**PROBLEM:** Each line below should be reproduced without any alteration.

- - - -

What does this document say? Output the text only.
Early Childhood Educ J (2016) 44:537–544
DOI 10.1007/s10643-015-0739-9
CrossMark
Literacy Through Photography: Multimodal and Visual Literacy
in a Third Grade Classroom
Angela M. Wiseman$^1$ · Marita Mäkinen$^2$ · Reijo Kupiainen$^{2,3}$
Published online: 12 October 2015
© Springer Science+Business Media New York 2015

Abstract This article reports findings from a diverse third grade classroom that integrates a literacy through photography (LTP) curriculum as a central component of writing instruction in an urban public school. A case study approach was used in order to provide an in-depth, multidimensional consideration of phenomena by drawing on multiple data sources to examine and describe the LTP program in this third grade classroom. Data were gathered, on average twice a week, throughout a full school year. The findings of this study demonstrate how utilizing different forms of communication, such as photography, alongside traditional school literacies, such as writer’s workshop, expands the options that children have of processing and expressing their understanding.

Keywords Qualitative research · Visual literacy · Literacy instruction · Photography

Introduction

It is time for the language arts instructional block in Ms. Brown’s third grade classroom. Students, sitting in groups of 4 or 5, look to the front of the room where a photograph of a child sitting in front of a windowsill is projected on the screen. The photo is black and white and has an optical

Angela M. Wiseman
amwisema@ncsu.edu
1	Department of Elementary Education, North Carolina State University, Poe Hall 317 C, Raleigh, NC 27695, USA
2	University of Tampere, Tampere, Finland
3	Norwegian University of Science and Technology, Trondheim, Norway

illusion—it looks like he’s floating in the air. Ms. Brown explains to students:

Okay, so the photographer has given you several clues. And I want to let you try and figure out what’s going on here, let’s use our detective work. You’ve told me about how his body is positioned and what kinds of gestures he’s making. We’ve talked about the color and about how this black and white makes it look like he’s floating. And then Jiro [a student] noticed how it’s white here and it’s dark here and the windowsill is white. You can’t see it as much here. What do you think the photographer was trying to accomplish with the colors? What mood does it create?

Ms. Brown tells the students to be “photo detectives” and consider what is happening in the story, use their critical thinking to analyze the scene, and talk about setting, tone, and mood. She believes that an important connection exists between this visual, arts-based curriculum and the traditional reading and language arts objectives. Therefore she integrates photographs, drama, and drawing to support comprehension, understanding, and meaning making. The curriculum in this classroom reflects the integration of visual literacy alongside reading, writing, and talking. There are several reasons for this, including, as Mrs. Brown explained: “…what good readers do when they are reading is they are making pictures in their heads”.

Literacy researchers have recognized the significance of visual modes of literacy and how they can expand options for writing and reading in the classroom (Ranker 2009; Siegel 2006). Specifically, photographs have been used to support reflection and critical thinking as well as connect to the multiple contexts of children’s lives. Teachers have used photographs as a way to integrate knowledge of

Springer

- - - -

**EXERCISE SOLUTION:**
What does this document say? Output the text only.
Early Childhood Educ J (2016) 44:537–544
DOI 10.1007/s10643-015-0739-9
CrossMark
Literacy Through Photography: Multimodal and Visual Literacy
in a Third Grade Classroom
Angela M. Wiseman$^1$ · Marita Mäkinen$^2$ · Reijo Kupiainen$^{2,3}$
Published online: 12 October 2015
© Springer Science+Business Media New York 2015

Abstract This article reports findings from a diverse third grade classroom that integrates a literacy through photography (LTP) curriculum as a central component of writing instruction in an urban public school. A case study approach was used in order to provide an in-depth, multidimensional consideration of phenomena by drawing on multiple data sources to examine and describe the LTP program in this third grade classroom. Data were gathered, on average twice a week, throughout a full school year. The findings of this study demonstrate how utilizing different forms of communication, such as photography, alongside traditional school literacies, such as writer’s workshop, expands the options that children have of processing and expressing their understanding.

Keywords Qualitative research · Visual literacy · Literacy instruction · Photography

Introduction

It is time for the language arts instructional block in Ms. Brown’s third grade classroom. Students, sitting in groups of 4 or 5, look to the front of the room where a photograph of a child sitting in front of a windowsill is projected on the screen. The photo is black and white and has an optical

Angela M. Wiseman
amwisema@ncsu.edu
1	Department of Elementary Education, North Carolina State University, Poe Hall 317 C, Raleigh, NC 27695, USA
2	University of Tampere, Tampere, Finland
3	Norwegian University of Science and Technology, Trondheim, Norway

illusion—it looks like he’s floating in the air. Ms. Brown explains to students:

Okay, so the photographer has given you several clues. And I want to let you try and figure out what’s going on here, let’s use our detective work. You’ve told me about how his body is positioned and what kinds of gestures he’s making. We’ve talked about the color and about how this black and white makes it look like he’s floating. And then Jiro [a student] noticed how it’s white here and it’s dark here and the windowsill is white. You can’t see it as much here. What do you think the photographer was trying to accomplish with the colors? What mood does it create?

Ms. Brown tells the students to be “photo detectives” and consider what is happening in the story, use their critical thinking to analyze the scene, and talk about setting, tone, and mood. She believes that an important connection exists between this visual, arts-based curriculum and the traditional reading and language arts objectives. Therefore she integrates photographs, drama, and drawing to support comprehension, understanding, and meaning making. The curriculum in this classroom reflects the integration of visual literacy alongside reading, writing, and talking. There are several reasons for this, including, as Mrs. Brown explained: “…what good readers do when they are reading is they are making pictures in their heads”.

Literacy researchers have recognized the significance of visual modes of literacy and how they can expand options for writing and reading in the classroom (Ranker 2009; Siegel 2006). Specifically, photographs have been used to support reflection and critical thinking as well as connect to the multiple contexts of children’s lives. Teachers have used photographs as a way to integrate knowledge of

Springer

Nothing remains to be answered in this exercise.